- What needs to be done -
Go through the material below and copy each line where the word "actuariel" appears.

- Excerpted data -
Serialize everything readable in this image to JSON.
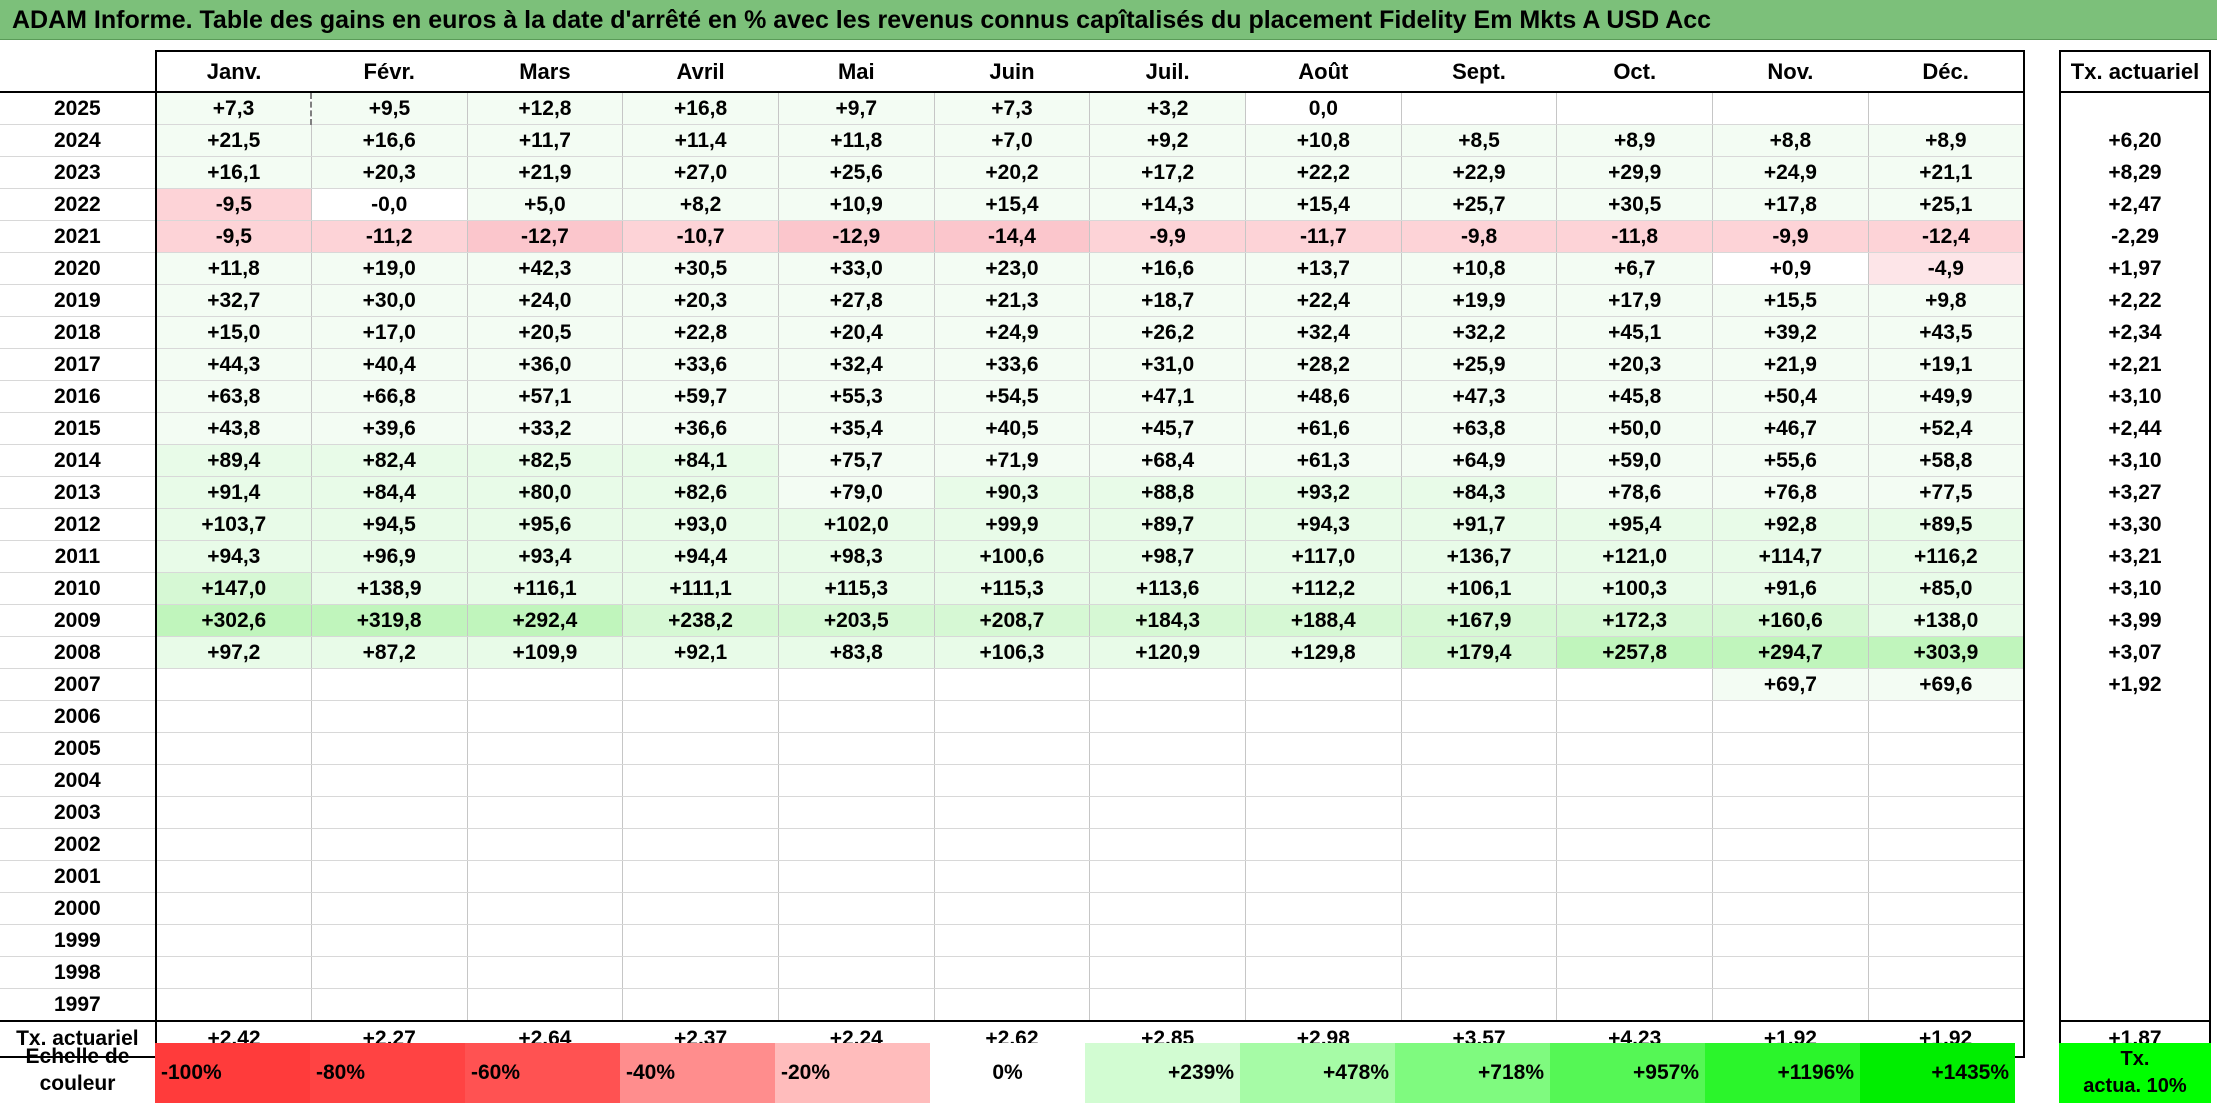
{
  "title": "ADAM Informe. Table des gains en euros à la date d'arrêté en % avec les revenus connus capîtalisés du placement Fidelity Em Mkts A USD Acc",
  "months": [
    "Janv.",
    "Févr.",
    "Mars",
    "Avril",
    "Mai",
    "Juin",
    "Juil.",
    "Août",
    "Sept.",
    "Oct.",
    "Nov.",
    "Déc."
  ],
  "rate_header": "Tx. actuariel",
  "rows": [
    {
      "year": "2025",
      "values": [
        "+7,3",
        "+9,5",
        "+12,8",
        "+16,8",
        "+9,7",
        "+7,3",
        "+3,2",
        "0,0",
        "",
        "",
        "",
        ""
      ],
      "rate": ""
    },
    {
      "year": "2024",
      "values": [
        "+21,5",
        "+16,6",
        "+11,7",
        "+11,4",
        "+11,8",
        "+7,0",
        "+9,2",
        "+10,8",
        "+8,5",
        "+8,9",
        "+8,8",
        "+8,9"
      ],
      "rate": "+6,20"
    },
    {
      "year": "2023",
      "values": [
        "+16,1",
        "+20,3",
        "+21,9",
        "+27,0",
        "+25,6",
        "+20,2",
        "+17,2",
        "+22,2",
        "+22,9",
        "+29,9",
        "+24,9",
        "+21,1"
      ],
      "rate": "+8,29"
    },
    {
      "year": "2022",
      "values": [
        "-9,5",
        "-0,0",
        "+5,0",
        "+8,2",
        "+10,9",
        "+15,4",
        "+14,3",
        "+15,4",
        "+25,7",
        "+30,5",
        "+17,8",
        "+25,1"
      ],
      "rate": "+2,47"
    },
    {
      "year": "2021",
      "values": [
        "-9,5",
        "-11,2",
        "-12,7",
        "-10,7",
        "-12,9",
        "-14,4",
        "-9,9",
        "-11,7",
        "-9,8",
        "-11,8",
        "-9,9",
        "-12,4"
      ],
      "rate": "-2,29"
    },
    {
      "year": "2020",
      "values": [
        "+11,8",
        "+19,0",
        "+42,3",
        "+30,5",
        "+33,0",
        "+23,0",
        "+16,6",
        "+13,7",
        "+10,8",
        "+6,7",
        "+0,9",
        "-4,9"
      ],
      "rate": "+1,97"
    },
    {
      "year": "2019",
      "values": [
        "+32,7",
        "+30,0",
        "+24,0",
        "+20,3",
        "+27,8",
        "+21,3",
        "+18,7",
        "+22,4",
        "+19,9",
        "+17,9",
        "+15,5",
        "+9,8"
      ],
      "rate": "+2,22"
    },
    {
      "year": "2018",
      "values": [
        "+15,0",
        "+17,0",
        "+20,5",
        "+22,8",
        "+20,4",
        "+24,9",
        "+26,2",
        "+32,4",
        "+32,2",
        "+45,1",
        "+39,2",
        "+43,5"
      ],
      "rate": "+2,34"
    },
    {
      "year": "2017",
      "values": [
        "+44,3",
        "+40,4",
        "+36,0",
        "+33,6",
        "+32,4",
        "+33,6",
        "+31,0",
        "+28,2",
        "+25,9",
        "+20,3",
        "+21,9",
        "+19,1"
      ],
      "rate": "+2,21"
    },
    {
      "year": "2016",
      "values": [
        "+63,8",
        "+66,8",
        "+57,1",
        "+59,7",
        "+55,3",
        "+54,5",
        "+47,1",
        "+48,6",
        "+47,3",
        "+45,8",
        "+50,4",
        "+49,9"
      ],
      "rate": "+3,10"
    },
    {
      "year": "2015",
      "values": [
        "+43,8",
        "+39,6",
        "+33,2",
        "+36,6",
        "+35,4",
        "+40,5",
        "+45,7",
        "+61,6",
        "+63,8",
        "+50,0",
        "+46,7",
        "+52,4"
      ],
      "rate": "+2,44"
    },
    {
      "year": "2014",
      "values": [
        "+89,4",
        "+82,4",
        "+82,5",
        "+84,1",
        "+75,7",
        "+71,9",
        "+68,4",
        "+61,3",
        "+64,9",
        "+59,0",
        "+55,6",
        "+58,8"
      ],
      "rate": "+3,10"
    },
    {
      "year": "2013",
      "values": [
        "+91,4",
        "+84,4",
        "+80,0",
        "+82,6",
        "+79,0",
        "+90,3",
        "+88,8",
        "+93,2",
        "+84,3",
        "+78,6",
        "+76,8",
        "+77,5"
      ],
      "rate": "+3,27"
    },
    {
      "year": "2012",
      "values": [
        "+103,7",
        "+94,5",
        "+95,6",
        "+93,0",
        "+102,0",
        "+99,9",
        "+89,7",
        "+94,3",
        "+91,7",
        "+95,4",
        "+92,8",
        "+89,5"
      ],
      "rate": "+3,30"
    },
    {
      "year": "2011",
      "values": [
        "+94,3",
        "+96,9",
        "+93,4",
        "+94,4",
        "+98,3",
        "+100,6",
        "+98,7",
        "+117,0",
        "+136,7",
        "+121,0",
        "+114,7",
        "+116,2"
      ],
      "rate": "+3,21"
    },
    {
      "year": "2010",
      "values": [
        "+147,0",
        "+138,9",
        "+116,1",
        "+111,1",
        "+115,3",
        "+115,3",
        "+113,6",
        "+112,2",
        "+106,1",
        "+100,3",
        "+91,6",
        "+85,0"
      ],
      "rate": "+3,10"
    },
    {
      "year": "2009",
      "values": [
        "+302,6",
        "+319,8",
        "+292,4",
        "+238,2",
        "+203,5",
        "+208,7",
        "+184,3",
        "+188,4",
        "+167,9",
        "+172,3",
        "+160,6",
        "+138,0"
      ],
      "rate": "+3,99"
    },
    {
      "year": "2008",
      "values": [
        "+97,2",
        "+87,2",
        "+109,9",
        "+92,1",
        "+83,8",
        "+106,3",
        "+120,9",
        "+129,8",
        "+179,4",
        "+257,8",
        "+294,7",
        "+303,9"
      ],
      "rate": "+3,07"
    },
    {
      "year": "2007",
      "values": [
        "",
        "",
        "",
        "",
        "",
        "",
        "",
        "",
        "",
        "",
        "+69,7",
        "+69,6"
      ],
      "rate": "+1,92"
    },
    {
      "year": "2006",
      "values": [
        "",
        "",
        "",
        "",
        "",
        "",
        "",
        "",
        "",
        "",
        "",
        ""
      ],
      "rate": ""
    },
    {
      "year": "2005",
      "values": [
        "",
        "",
        "",
        "",
        "",
        "",
        "",
        "",
        "",
        "",
        "",
        ""
      ],
      "rate": ""
    },
    {
      "year": "2004",
      "values": [
        "",
        "",
        "",
        "",
        "",
        "",
        "",
        "",
        "",
        "",
        "",
        ""
      ],
      "rate": ""
    },
    {
      "year": "2003",
      "values": [
        "",
        "",
        "",
        "",
        "",
        "",
        "",
        "",
        "",
        "",
        "",
        ""
      ],
      "rate": ""
    },
    {
      "year": "2002",
      "values": [
        "",
        "",
        "",
        "",
        "",
        "",
        "",
        "",
        "",
        "",
        "",
        ""
      ],
      "rate": ""
    },
    {
      "year": "2001",
      "values": [
        "",
        "",
        "",
        "",
        "",
        "",
        "",
        "",
        "",
        "",
        "",
        ""
      ],
      "rate": ""
    },
    {
      "year": "2000",
      "values": [
        "",
        "",
        "",
        "",
        "",
        "",
        "",
        "",
        "",
        "",
        "",
        ""
      ],
      "rate": ""
    },
    {
      "year": "1999",
      "values": [
        "",
        "",
        "",
        "",
        "",
        "",
        "",
        "",
        "",
        "",
        "",
        ""
      ],
      "rate": ""
    },
    {
      "year": "1998",
      "values": [
        "",
        "",
        "",
        "",
        "",
        "",
        "",
        "",
        "",
        "",
        "",
        ""
      ],
      "rate": ""
    },
    {
      "year": "1997",
      "values": [
        "",
        "",
        "",
        "",
        "",
        "",
        "",
        "",
        "",
        "",
        "",
        ""
      ],
      "rate": ""
    }
  ],
  "footer": {
    "label": "Tx. actuariel",
    "values": [
      "+2,42",
      "+2,27",
      "+2,64",
      "+2,37",
      "+2,24",
      "+2,62",
      "+2,85",
      "+2,98",
      "+3,57",
      "+4,23",
      "+1,92",
      "+1,92"
    ],
    "rate": "+1,87"
  },
  "scale": {
    "label_line1": "Echelle de",
    "label_line2": "couleur",
    "steps": [
      {
        "label": "-100%",
        "color": "#ff3b3b",
        "kind": "neg"
      },
      {
        "label": "-80%",
        "color": "#ff4343",
        "kind": "neg"
      },
      {
        "label": "-60%",
        "color": "#ff5252",
        "kind": "neg"
      },
      {
        "label": "-40%",
        "color": "#ff8d8d",
        "kind": "neg"
      },
      {
        "label": "-20%",
        "color": "#ffbcbc",
        "kind": "neg"
      },
      {
        "label": "0%",
        "color": "#ffffff",
        "kind": "zero"
      },
      {
        "label": "+239%",
        "color": "#d2fcd2",
        "kind": "pos"
      },
      {
        "label": "+478%",
        "color": "#a6fba6",
        "kind": "pos"
      },
      {
        "label": "+718%",
        "color": "#7ffa7f",
        "kind": "pos"
      },
      {
        "label": "+957%",
        "color": "#55f755",
        "kind": "pos"
      },
      {
        "label": "+1196%",
        "color": "#2bf52b",
        "kind": "pos"
      },
      {
        "label": "+1435%",
        "color": "#00ee00",
        "kind": "pos"
      }
    ],
    "rate_line1": "Tx.",
    "rate_line2": "actua. 10%",
    "rate_color": "#00ff00"
  }
}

- The output -
  "rate_header": "Tx. actuariel",
    "label": "Tx. actuariel",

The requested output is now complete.